## [Data for the task]
####################

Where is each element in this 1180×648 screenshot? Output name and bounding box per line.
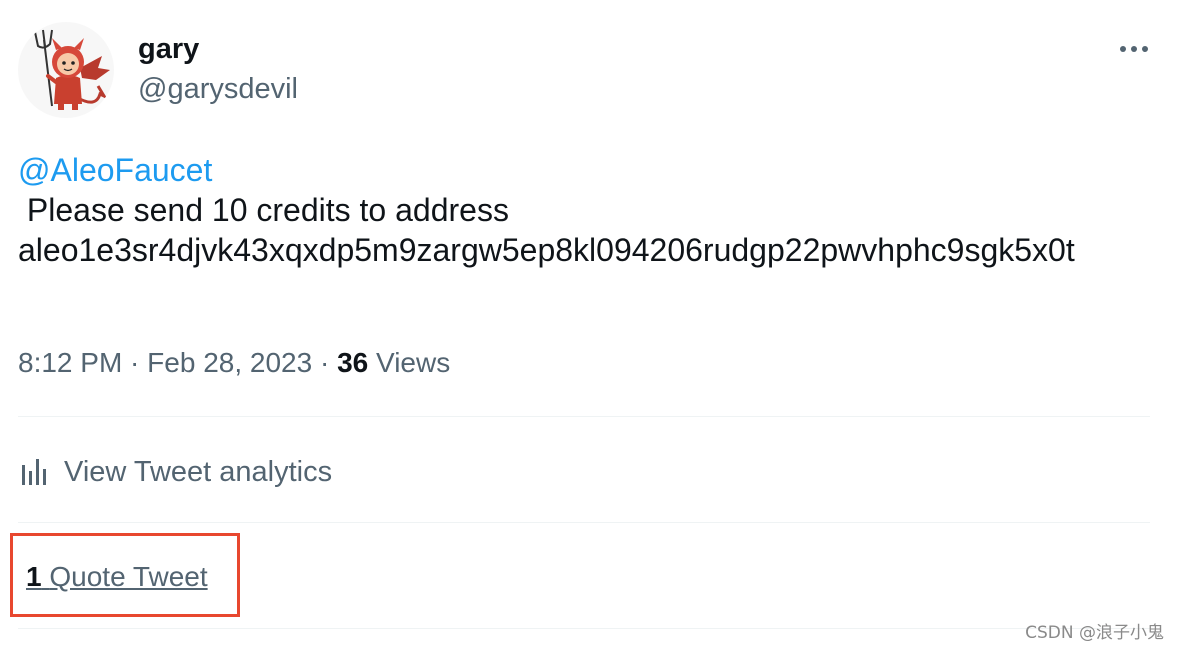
- quote-tweets-link[interactable]: 1 Quote Tweet: [26, 560, 208, 594]
- tweet-date[interactable]: Feb 28, 2023: [147, 347, 312, 378]
- divider: [18, 522, 1150, 523]
- views-count: 36: [337, 347, 369, 378]
- quote-label: Quote Tweet: [49, 561, 208, 592]
- tweet-meta: 8:12 PM · Feb 28, 2023 · 36 Views: [18, 346, 450, 380]
- devil-cartoon-avatar-icon: [34, 29, 110, 110]
- tweet-time[interactable]: 8:12 PM: [18, 347, 122, 378]
- quote-count: 1: [26, 561, 42, 592]
- view-analytics-button[interactable]: View Tweet analytics: [18, 452, 332, 492]
- author-avatar[interactable]: [18, 22, 114, 118]
- author-display-name[interactable]: gary: [138, 32, 199, 66]
- author-handle[interactable]: @garysdevil: [138, 72, 298, 106]
- wallet-address: aleo1e3sr4djvk43xqxdp5m9zargw5ep8kl09420…: [18, 232, 1075, 268]
- more-options-button[interactable]: [1114, 34, 1154, 64]
- views-label: Views: [376, 347, 451, 378]
- divider: [18, 416, 1150, 417]
- more-options-icon: [1120, 46, 1148, 52]
- tweet-text: @AleoFaucet Please send 10 credits to ad…: [18, 150, 1148, 270]
- meta-separator: ·: [312, 347, 338, 378]
- mention-link[interactable]: @AleoFaucet: [18, 150, 1148, 190]
- bar-chart-icon: [18, 455, 52, 489]
- tweet-text-line: Please send 10 credits to address: [18, 192, 509, 228]
- meta-separator: ·: [122, 347, 148, 378]
- tweet-card: gary @garysdevil @AleoFaucet Please send…: [10, 0, 1150, 648]
- watermark: CSDN @浪子小鬼: [1025, 623, 1164, 643]
- divider: [18, 628, 1150, 629]
- analytics-label: View Tweet analytics: [64, 455, 333, 488]
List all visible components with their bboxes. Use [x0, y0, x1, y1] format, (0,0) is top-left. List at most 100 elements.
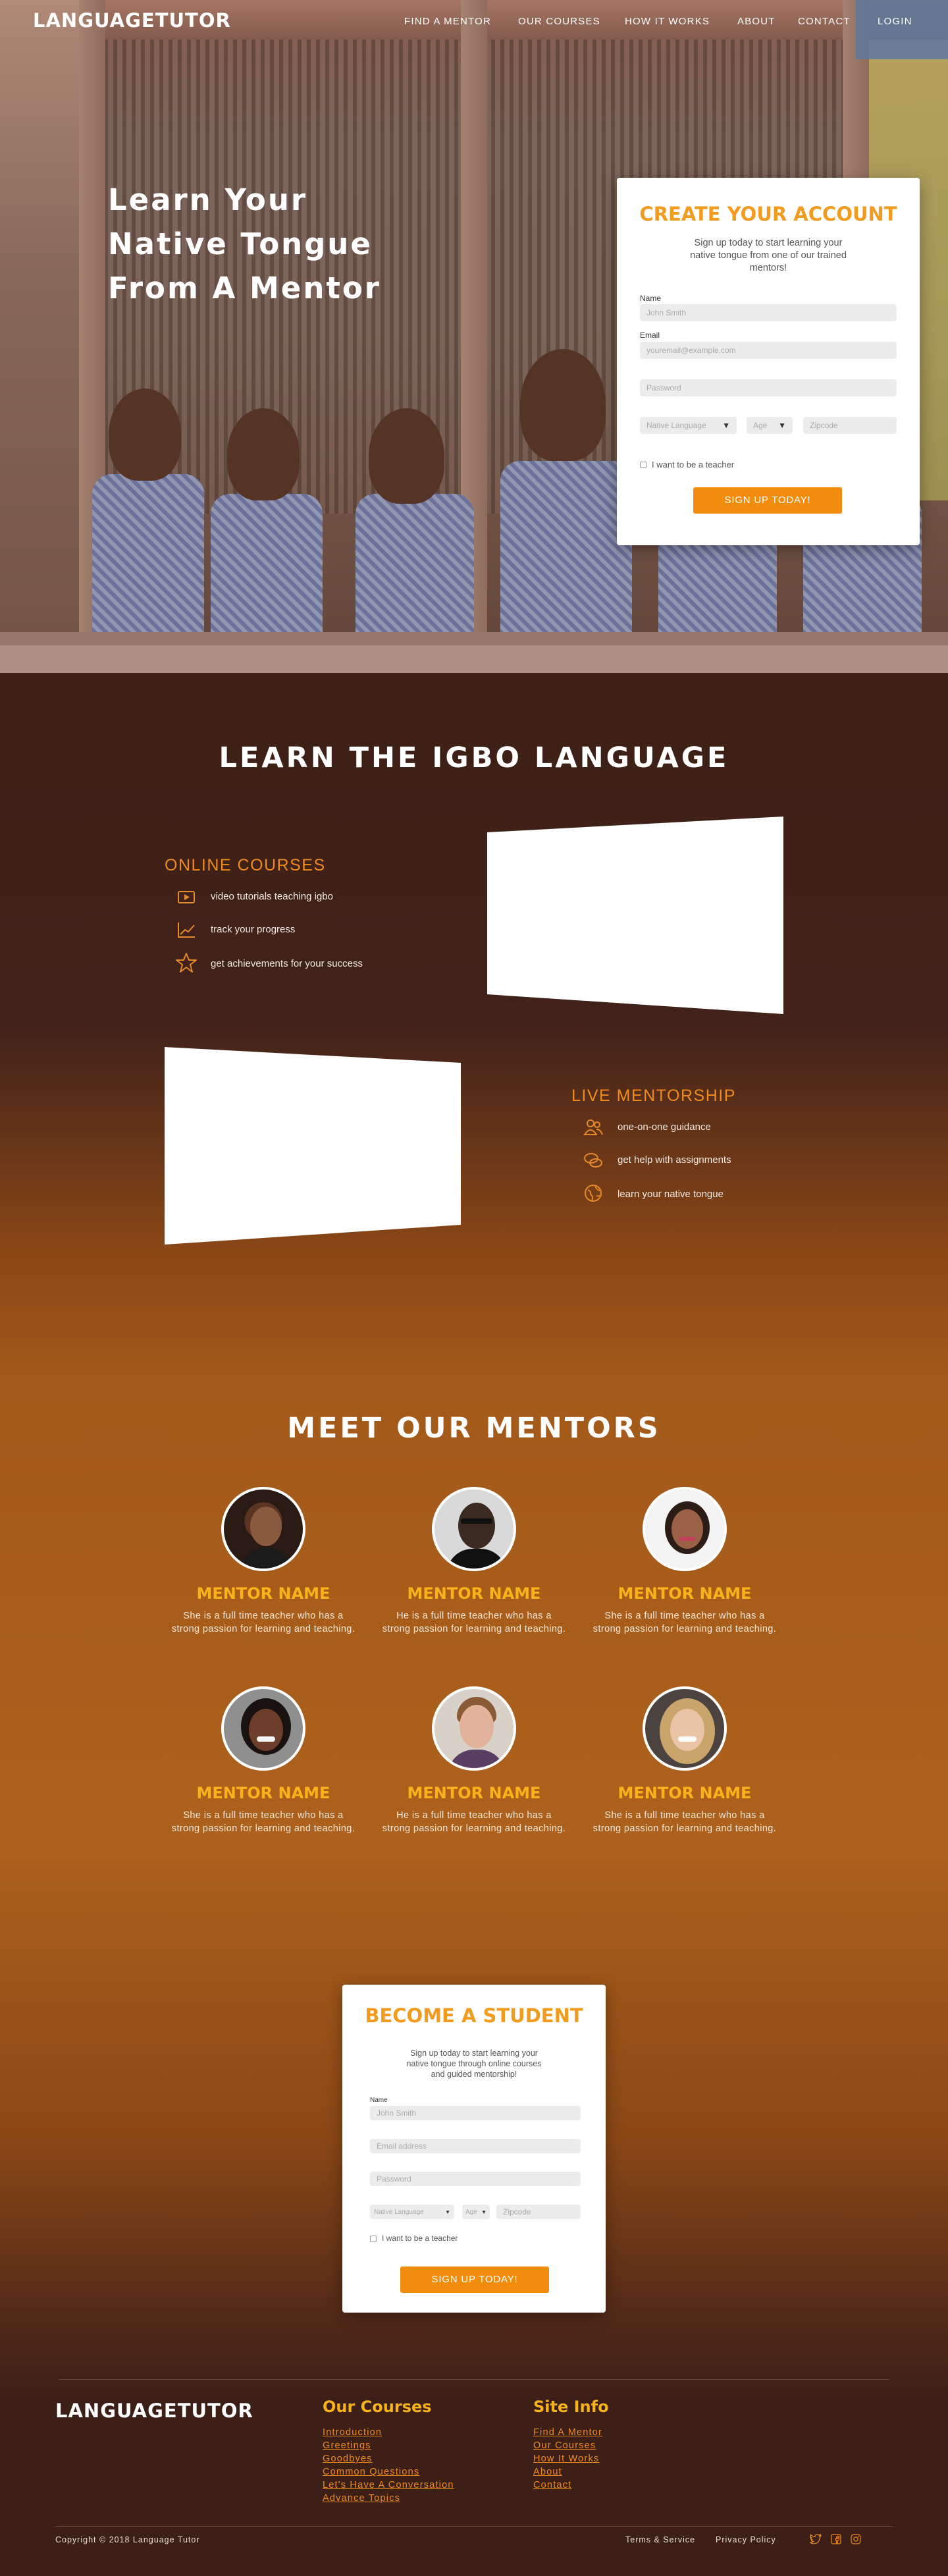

####################

Reproduce the entries from the line with "- quote-tweets-link[interactable]: 1" up to and including the line with "- tweet-meta: 8:12", changing every "Quote Tweet" to "Quote Post" and leaving all else unaltered.

- quote-tweets-link[interactable]: 1 Quote Post: [26, 560, 208, 594]
- tweet-date[interactable]: Feb 28, 2023: [147, 347, 312, 378]
- divider: [18, 522, 1150, 523]
- views-count: 36: [337, 347, 369, 378]
- quote-label: Quote Post: [49, 561, 208, 592]
- tweet-meta: 8:12 PM · Feb 28, 2023 · 36 Views: [18, 346, 450, 380]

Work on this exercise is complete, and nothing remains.